[Begin Provided material]
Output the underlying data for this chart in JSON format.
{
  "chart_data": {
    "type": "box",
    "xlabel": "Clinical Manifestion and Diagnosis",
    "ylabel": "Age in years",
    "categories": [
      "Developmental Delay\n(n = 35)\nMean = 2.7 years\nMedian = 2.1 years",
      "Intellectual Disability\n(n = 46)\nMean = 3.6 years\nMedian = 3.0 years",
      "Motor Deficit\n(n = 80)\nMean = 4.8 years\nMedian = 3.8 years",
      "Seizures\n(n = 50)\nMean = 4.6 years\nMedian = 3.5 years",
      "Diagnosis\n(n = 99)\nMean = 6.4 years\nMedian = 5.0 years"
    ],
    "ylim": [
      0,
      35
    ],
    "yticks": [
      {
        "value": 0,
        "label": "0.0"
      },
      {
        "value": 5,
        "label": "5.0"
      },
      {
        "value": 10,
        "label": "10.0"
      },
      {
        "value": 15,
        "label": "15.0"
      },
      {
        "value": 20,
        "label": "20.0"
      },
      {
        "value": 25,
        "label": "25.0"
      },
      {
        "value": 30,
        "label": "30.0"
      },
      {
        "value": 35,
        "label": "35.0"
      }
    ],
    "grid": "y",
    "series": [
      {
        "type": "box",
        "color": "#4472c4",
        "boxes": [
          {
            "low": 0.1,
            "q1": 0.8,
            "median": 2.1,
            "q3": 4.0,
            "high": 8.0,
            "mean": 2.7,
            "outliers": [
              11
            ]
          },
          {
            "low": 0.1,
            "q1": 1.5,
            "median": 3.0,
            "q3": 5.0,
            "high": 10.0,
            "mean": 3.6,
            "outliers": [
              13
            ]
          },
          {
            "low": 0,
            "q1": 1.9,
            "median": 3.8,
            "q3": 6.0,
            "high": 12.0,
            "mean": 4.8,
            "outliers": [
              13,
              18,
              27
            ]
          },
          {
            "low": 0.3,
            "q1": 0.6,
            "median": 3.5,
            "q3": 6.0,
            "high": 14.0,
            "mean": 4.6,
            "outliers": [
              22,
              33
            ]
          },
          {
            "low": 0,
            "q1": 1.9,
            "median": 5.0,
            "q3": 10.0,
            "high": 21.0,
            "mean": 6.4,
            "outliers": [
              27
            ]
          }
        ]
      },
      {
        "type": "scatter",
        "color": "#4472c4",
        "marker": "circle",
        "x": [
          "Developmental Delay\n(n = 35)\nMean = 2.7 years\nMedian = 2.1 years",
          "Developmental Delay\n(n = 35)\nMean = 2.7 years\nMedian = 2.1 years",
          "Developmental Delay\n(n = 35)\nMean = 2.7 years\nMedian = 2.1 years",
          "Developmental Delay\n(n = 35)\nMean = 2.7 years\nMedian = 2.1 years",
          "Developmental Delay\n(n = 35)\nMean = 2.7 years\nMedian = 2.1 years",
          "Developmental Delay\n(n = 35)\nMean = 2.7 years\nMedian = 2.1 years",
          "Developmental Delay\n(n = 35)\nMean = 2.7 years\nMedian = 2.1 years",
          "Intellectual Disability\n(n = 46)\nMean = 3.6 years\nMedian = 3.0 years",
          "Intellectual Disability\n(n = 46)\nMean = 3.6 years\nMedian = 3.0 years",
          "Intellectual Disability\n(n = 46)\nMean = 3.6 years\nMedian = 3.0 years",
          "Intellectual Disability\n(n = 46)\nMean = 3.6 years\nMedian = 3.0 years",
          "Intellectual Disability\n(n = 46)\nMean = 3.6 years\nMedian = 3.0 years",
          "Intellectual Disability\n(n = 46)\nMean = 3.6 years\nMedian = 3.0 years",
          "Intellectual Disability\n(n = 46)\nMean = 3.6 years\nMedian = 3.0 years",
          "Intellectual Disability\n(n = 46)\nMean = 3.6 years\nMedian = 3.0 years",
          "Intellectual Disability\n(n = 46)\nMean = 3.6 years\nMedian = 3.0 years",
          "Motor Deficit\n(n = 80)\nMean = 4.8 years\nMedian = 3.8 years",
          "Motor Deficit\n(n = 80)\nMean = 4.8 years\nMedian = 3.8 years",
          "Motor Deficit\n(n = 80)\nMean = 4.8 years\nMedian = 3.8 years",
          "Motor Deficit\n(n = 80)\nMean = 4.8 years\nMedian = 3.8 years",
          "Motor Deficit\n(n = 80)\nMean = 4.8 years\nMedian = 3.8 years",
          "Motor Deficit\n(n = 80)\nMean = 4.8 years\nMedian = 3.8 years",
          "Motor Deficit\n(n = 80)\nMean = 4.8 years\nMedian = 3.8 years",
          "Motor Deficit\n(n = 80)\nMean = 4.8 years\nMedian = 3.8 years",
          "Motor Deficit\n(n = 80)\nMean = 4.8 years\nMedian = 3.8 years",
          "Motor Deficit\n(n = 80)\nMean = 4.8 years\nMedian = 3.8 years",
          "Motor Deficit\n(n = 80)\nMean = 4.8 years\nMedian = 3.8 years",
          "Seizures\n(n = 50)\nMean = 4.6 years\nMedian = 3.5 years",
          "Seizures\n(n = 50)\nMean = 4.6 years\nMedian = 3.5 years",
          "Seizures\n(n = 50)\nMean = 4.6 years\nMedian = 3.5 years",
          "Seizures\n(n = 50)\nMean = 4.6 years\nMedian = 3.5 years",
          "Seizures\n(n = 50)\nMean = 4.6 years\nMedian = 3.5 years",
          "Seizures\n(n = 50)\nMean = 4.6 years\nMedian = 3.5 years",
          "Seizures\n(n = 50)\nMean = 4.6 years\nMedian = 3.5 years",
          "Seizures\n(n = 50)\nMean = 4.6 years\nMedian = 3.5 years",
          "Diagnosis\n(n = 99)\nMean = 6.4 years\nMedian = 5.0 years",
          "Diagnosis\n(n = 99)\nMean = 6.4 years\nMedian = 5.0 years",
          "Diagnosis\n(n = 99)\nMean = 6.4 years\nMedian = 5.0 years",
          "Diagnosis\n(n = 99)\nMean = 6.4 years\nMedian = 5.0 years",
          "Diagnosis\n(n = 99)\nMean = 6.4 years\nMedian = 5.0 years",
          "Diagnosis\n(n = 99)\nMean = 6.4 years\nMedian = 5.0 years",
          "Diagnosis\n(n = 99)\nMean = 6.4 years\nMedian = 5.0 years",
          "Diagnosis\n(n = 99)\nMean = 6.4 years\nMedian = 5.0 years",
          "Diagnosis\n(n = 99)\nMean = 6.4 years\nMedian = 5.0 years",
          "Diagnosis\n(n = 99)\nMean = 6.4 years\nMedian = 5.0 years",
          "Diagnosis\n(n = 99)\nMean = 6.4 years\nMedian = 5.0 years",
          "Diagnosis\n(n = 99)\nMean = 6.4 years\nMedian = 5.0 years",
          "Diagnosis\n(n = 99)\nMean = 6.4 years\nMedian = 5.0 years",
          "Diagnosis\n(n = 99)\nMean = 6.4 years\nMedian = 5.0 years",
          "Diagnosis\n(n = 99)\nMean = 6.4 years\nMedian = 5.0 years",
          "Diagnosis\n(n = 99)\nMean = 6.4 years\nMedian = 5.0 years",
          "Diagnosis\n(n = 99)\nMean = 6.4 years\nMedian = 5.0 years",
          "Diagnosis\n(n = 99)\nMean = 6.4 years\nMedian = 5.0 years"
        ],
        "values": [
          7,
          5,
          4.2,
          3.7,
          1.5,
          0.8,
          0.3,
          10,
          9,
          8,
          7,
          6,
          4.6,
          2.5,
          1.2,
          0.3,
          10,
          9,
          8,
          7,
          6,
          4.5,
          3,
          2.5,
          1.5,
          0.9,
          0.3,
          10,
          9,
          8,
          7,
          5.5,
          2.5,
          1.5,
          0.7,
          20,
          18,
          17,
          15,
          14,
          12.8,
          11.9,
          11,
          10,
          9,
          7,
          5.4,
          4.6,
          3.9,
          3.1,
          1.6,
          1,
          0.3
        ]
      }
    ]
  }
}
[End Provided material]
**Goal**
From the entries, report each line that includes the word "high".

**Full output**
            "high": 8.0,
            "high": 10.0,
            "high": 12.0,
            "high": 14.0,
            "high": 21.0,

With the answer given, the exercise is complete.